Written exercise: Can you transcribe every line exactly and leave the pictures behind?

Items listed in a dataset:
** begin **

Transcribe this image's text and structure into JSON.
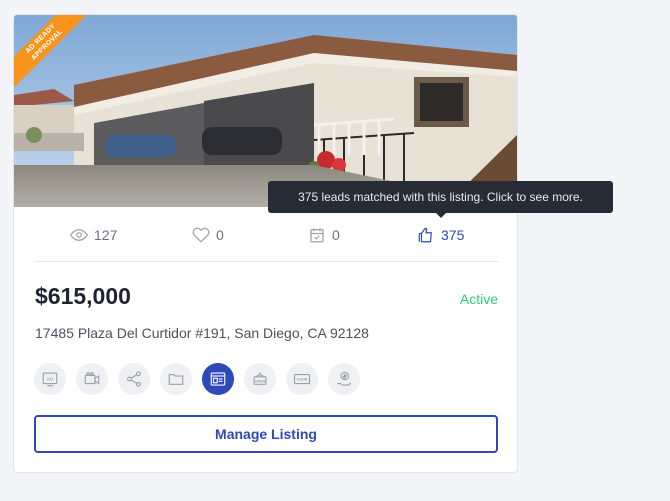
{
  "listing": {
    "ribbon": {
      "line1": "AD READY",
      "line2": "APPROVAL"
    },
    "stats": {
      "views": "127",
      "likes": "0",
      "tasks": "0",
      "leads": "375"
    },
    "price": "$615,000",
    "status": "Active",
    "address": "17485 Plaza Del Curtidor #191, San Diego, CA 92128",
    "tools": [
      "ad-icon",
      "video-icon",
      "share-icon",
      "folder-icon",
      "flyer-icon",
      "open-house-icon",
      "code-icon",
      "money-icon"
    ],
    "manage_label": "Manage Listing"
  },
  "tooltip": {
    "text": "375 leads matched with this listing. Click to see more."
  },
  "colors": {
    "accent": "#2f49b8",
    "status_active": "#2ecc71",
    "ribbon": "#f7941d"
  }
}
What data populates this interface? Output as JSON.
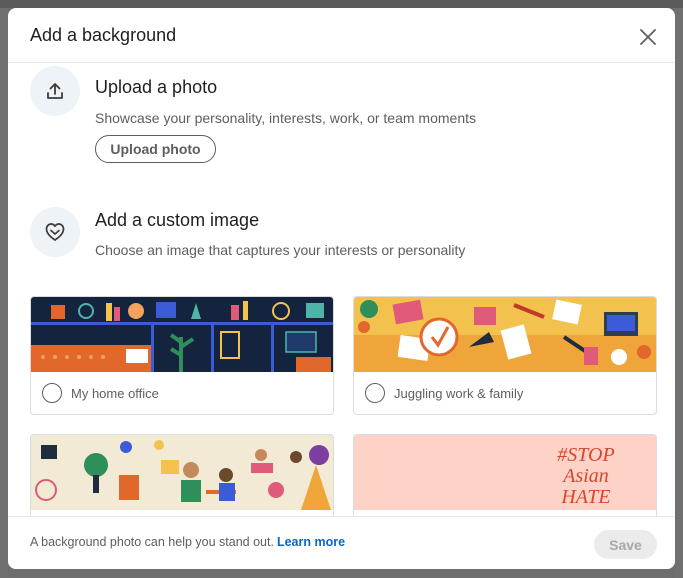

** end **

Exercise result:
Transcribe this image's text and structure into JSON.
{
  "listing": {
    "ribbon": {
      "line1": "AD READY",
      "line2": "APPROVAL"
    },
    "stats": {
      "views": "127",
      "likes": "0",
      "tasks": "0",
      "leads": "375"
    },
    "price": "$615,000",
    "status": "Active",
    "address": "17485 Plaza Del Curtidor #191, San Diego, CA 92128",
    "tools": [
      "ad-icon",
      "video-icon",
      "share-icon",
      "folder-icon",
      "flyer-icon",
      "open-house-icon",
      "code-icon",
      "money-icon"
    ],
    "manage_label": "Manage Listing"
  },
  "tooltip": {
    "text": "375 leads matched with this listing. Click to see more."
  },
  "colors": {
    "accent": "#2f49b8",
    "status_active": "#2ecc71",
    "ribbon": "#f7941d"
  }
}
What data populates this interface? Output as JSON.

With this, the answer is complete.